* _SHORT EXERCISE_
Note each line of the listing that contains the string "desired", and copy it.

▼

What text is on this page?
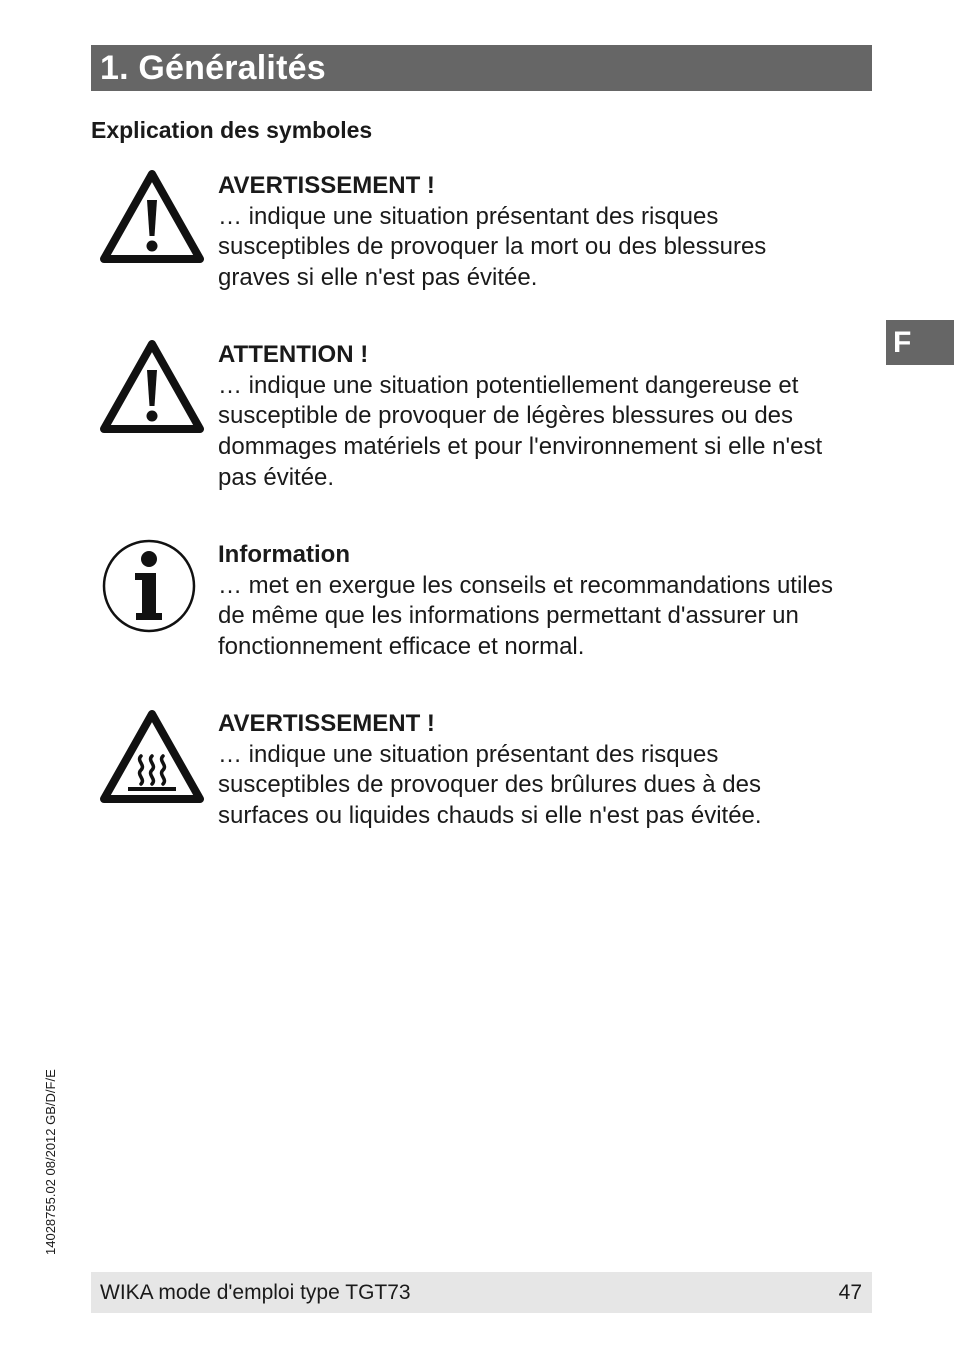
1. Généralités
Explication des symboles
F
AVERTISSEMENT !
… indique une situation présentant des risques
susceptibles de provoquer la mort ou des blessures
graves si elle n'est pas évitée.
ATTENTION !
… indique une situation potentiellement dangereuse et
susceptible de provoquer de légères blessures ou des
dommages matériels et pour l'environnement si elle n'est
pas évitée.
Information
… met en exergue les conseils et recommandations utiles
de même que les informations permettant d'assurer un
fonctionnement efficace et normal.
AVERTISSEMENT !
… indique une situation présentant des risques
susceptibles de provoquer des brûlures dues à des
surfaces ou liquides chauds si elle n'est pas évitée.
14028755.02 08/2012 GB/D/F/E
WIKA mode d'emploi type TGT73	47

▲
▼

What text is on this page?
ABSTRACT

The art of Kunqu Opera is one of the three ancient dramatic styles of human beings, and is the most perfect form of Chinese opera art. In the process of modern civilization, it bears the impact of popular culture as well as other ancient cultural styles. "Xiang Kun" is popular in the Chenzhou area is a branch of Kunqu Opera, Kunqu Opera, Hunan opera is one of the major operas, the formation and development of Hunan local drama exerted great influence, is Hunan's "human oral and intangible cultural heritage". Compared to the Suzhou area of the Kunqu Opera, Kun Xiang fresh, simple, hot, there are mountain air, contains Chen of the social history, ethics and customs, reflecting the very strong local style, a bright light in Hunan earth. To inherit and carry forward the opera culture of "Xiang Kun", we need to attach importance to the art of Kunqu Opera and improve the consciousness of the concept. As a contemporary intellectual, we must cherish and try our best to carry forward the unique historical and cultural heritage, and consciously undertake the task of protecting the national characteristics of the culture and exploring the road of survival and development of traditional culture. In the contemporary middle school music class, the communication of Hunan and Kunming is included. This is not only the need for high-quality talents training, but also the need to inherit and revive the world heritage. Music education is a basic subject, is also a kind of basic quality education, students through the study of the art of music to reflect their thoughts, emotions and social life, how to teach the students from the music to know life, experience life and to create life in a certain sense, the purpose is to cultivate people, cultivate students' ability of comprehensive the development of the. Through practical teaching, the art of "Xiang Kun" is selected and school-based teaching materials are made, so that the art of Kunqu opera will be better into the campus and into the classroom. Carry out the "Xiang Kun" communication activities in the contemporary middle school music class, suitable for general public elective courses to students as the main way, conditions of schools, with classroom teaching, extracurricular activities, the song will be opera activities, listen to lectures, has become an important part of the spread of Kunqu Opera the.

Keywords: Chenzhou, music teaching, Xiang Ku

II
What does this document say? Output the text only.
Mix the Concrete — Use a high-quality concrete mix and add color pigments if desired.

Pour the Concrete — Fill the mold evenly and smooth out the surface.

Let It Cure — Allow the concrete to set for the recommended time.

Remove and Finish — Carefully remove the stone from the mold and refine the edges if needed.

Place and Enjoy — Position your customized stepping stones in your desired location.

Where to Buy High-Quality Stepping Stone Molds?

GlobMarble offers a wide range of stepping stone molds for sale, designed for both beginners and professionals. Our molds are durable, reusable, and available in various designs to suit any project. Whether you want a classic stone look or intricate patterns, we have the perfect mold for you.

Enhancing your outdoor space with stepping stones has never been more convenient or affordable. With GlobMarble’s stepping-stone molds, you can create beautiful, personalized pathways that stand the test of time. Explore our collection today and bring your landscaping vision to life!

▲
▼

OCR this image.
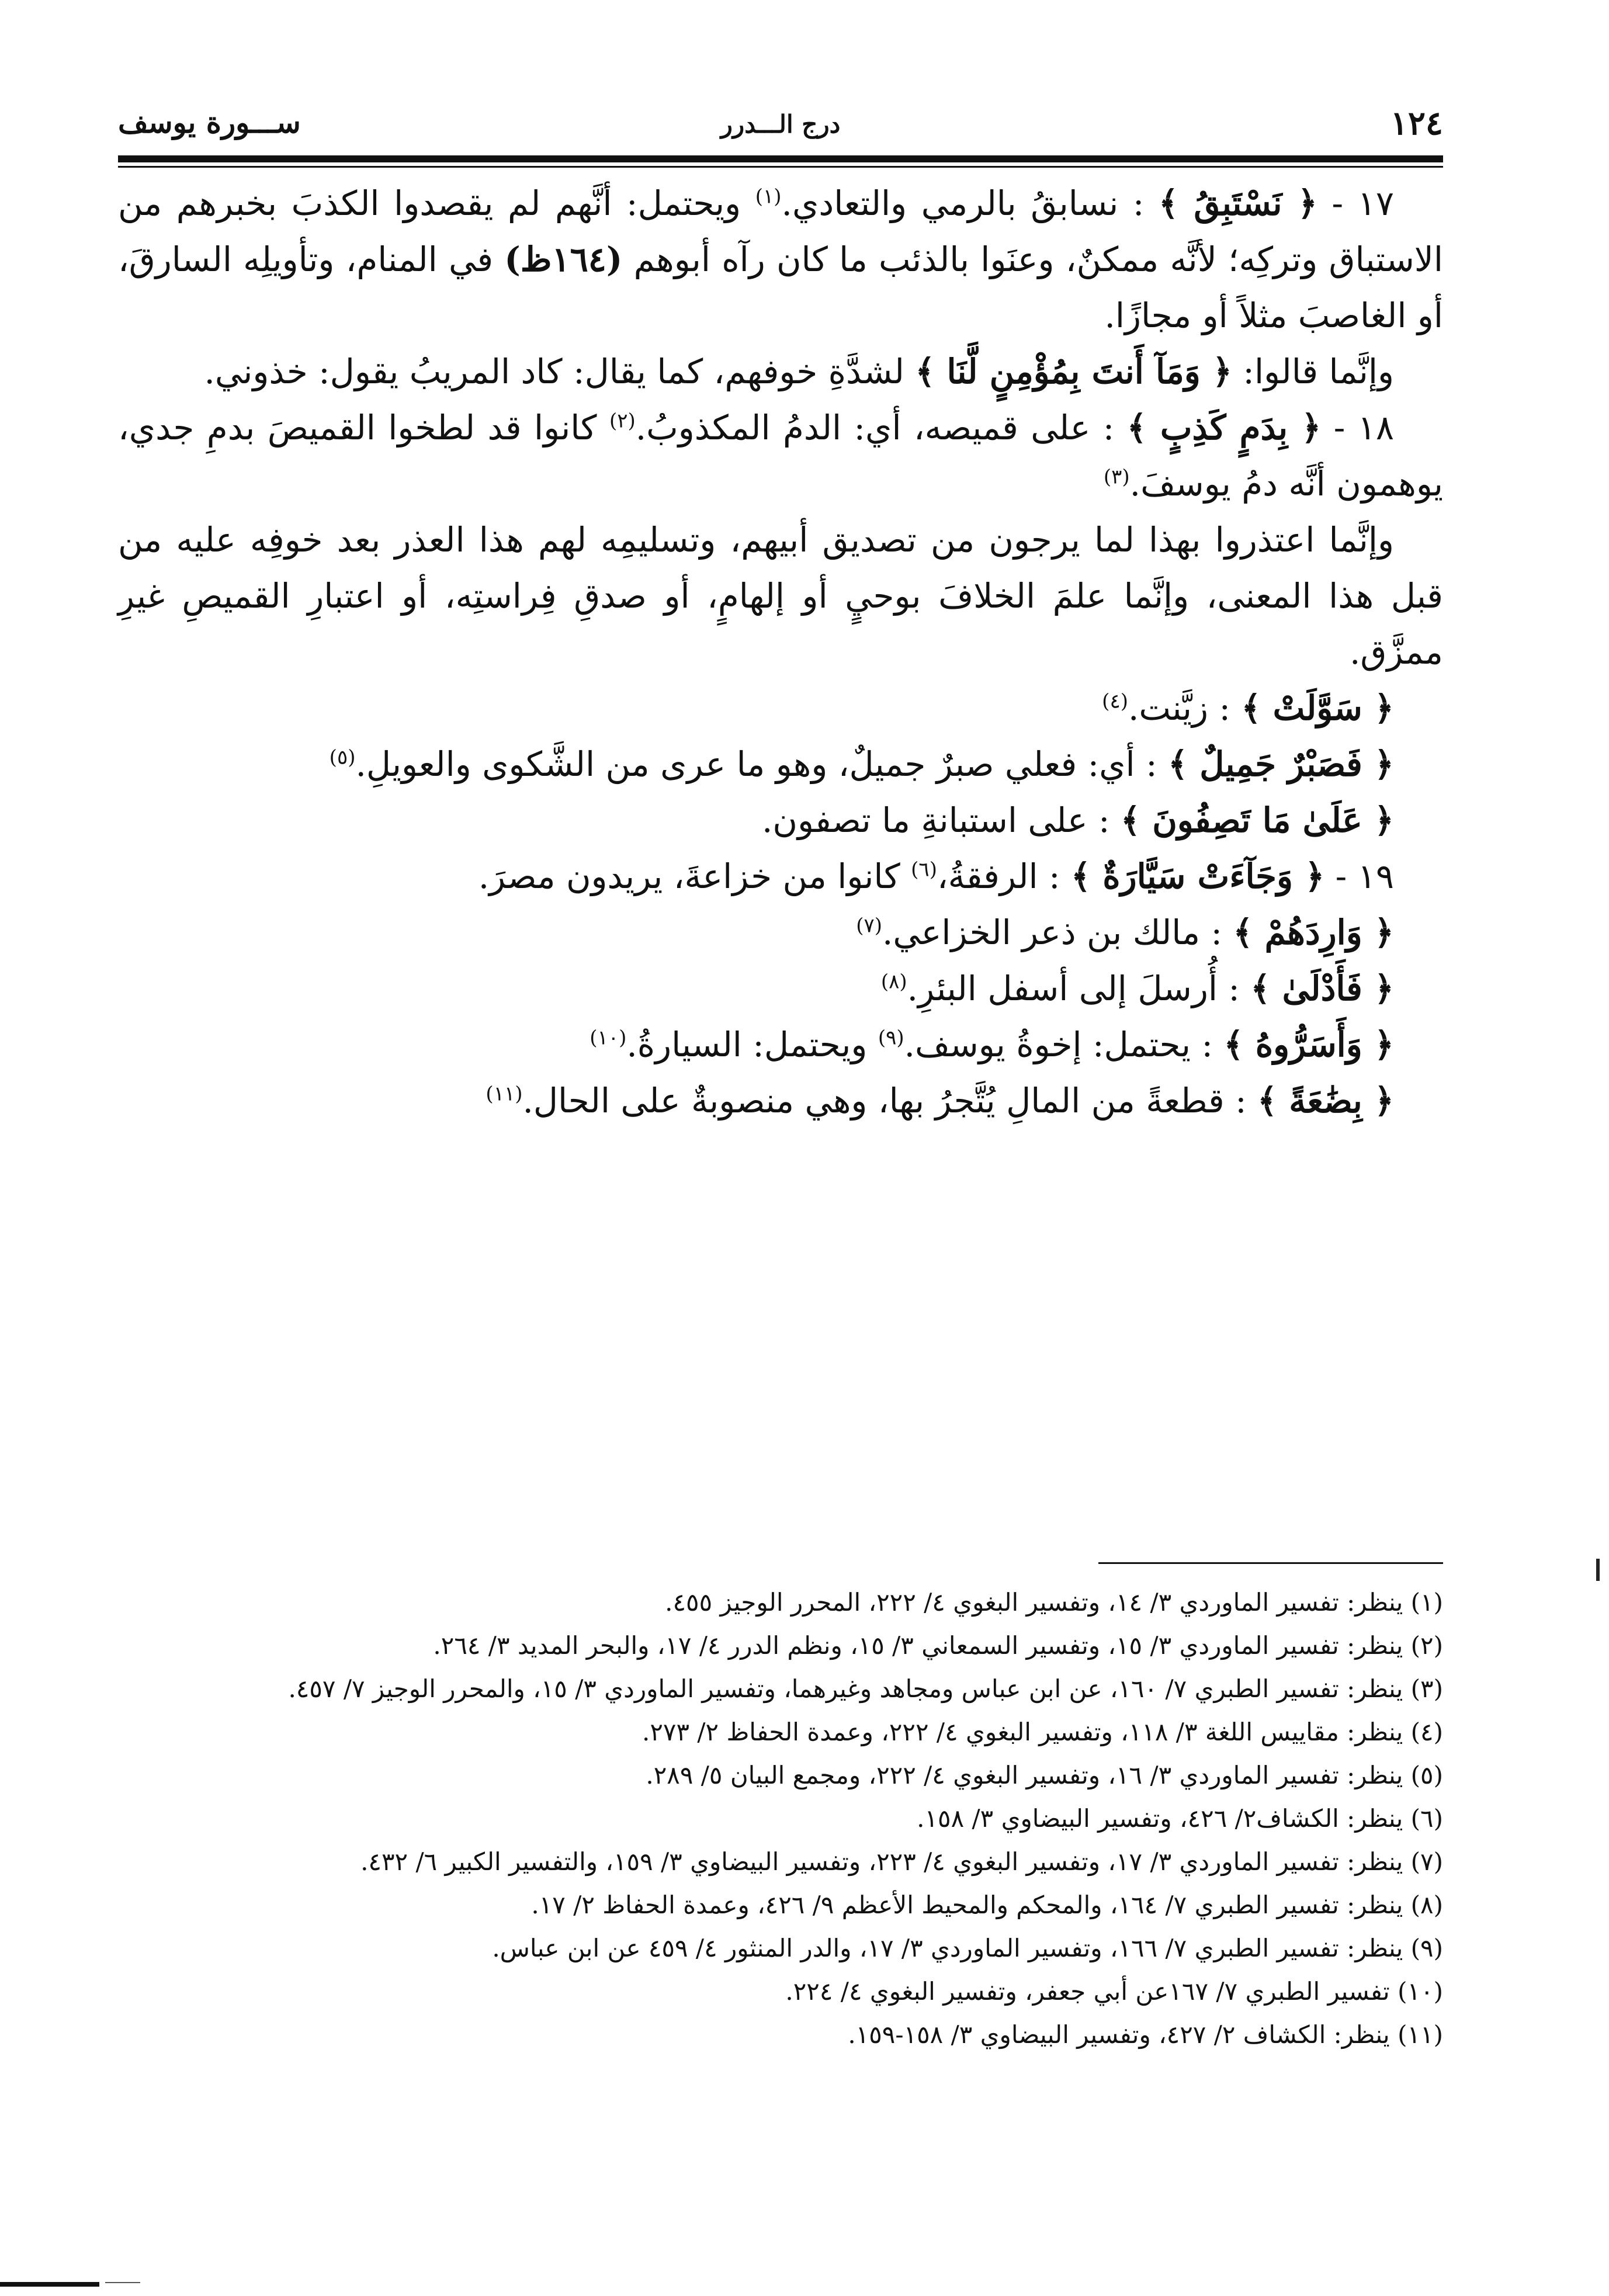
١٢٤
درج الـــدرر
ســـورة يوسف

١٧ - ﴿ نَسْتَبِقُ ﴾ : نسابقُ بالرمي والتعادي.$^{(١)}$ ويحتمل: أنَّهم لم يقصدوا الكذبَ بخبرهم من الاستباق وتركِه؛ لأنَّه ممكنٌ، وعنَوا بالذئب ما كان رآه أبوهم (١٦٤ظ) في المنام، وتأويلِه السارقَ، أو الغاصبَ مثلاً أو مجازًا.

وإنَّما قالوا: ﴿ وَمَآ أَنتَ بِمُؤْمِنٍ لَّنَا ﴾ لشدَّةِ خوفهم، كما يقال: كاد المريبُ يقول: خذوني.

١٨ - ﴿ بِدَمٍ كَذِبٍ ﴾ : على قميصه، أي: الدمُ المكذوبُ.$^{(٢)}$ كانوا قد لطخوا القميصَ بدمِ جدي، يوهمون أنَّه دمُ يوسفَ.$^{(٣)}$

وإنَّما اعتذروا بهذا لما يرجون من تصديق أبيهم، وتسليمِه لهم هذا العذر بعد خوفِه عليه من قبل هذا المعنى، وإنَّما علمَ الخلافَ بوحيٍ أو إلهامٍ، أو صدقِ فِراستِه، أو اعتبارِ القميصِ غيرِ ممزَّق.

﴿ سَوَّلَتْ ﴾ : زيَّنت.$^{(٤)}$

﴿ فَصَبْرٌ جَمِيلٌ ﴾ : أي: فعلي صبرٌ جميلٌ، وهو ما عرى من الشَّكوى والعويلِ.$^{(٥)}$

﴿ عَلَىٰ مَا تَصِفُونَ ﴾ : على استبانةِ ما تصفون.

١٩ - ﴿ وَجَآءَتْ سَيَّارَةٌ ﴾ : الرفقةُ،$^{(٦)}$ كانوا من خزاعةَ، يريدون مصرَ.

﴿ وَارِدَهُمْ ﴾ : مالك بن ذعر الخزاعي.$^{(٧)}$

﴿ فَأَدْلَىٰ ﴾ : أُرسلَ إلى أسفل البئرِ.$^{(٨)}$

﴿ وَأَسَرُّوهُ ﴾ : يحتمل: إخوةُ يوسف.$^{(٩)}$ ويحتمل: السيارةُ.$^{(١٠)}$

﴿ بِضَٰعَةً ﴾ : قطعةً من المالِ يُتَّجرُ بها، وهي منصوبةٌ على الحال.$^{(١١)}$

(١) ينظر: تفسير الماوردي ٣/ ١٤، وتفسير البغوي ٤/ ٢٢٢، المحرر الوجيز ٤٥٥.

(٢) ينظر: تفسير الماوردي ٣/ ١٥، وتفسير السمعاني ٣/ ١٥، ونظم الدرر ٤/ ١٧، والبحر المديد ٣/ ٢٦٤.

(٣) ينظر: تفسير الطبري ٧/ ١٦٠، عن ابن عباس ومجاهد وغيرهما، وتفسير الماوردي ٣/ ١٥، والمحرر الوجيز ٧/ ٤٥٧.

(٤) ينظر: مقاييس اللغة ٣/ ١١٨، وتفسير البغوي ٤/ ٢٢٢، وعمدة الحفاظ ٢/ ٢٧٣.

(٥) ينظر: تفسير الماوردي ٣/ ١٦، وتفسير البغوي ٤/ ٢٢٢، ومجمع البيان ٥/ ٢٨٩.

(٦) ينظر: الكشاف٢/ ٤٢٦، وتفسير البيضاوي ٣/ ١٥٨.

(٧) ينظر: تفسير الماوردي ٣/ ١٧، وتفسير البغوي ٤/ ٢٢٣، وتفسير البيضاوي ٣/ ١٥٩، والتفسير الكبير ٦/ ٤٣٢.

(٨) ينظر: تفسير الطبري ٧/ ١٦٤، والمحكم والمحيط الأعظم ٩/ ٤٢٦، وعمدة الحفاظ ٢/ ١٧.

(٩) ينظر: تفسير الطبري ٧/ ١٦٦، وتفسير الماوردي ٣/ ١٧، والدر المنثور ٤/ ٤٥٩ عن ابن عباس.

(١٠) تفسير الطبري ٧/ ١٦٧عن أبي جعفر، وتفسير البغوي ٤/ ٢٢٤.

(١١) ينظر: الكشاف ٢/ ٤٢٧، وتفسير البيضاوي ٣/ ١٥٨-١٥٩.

▲

* _EXERCISE ANSWER_
Mix the Concrete — Use a high-quality concrete mix and add color pigments if desired.
Place and Enjoy — Position your customized stepping stones in your desired location.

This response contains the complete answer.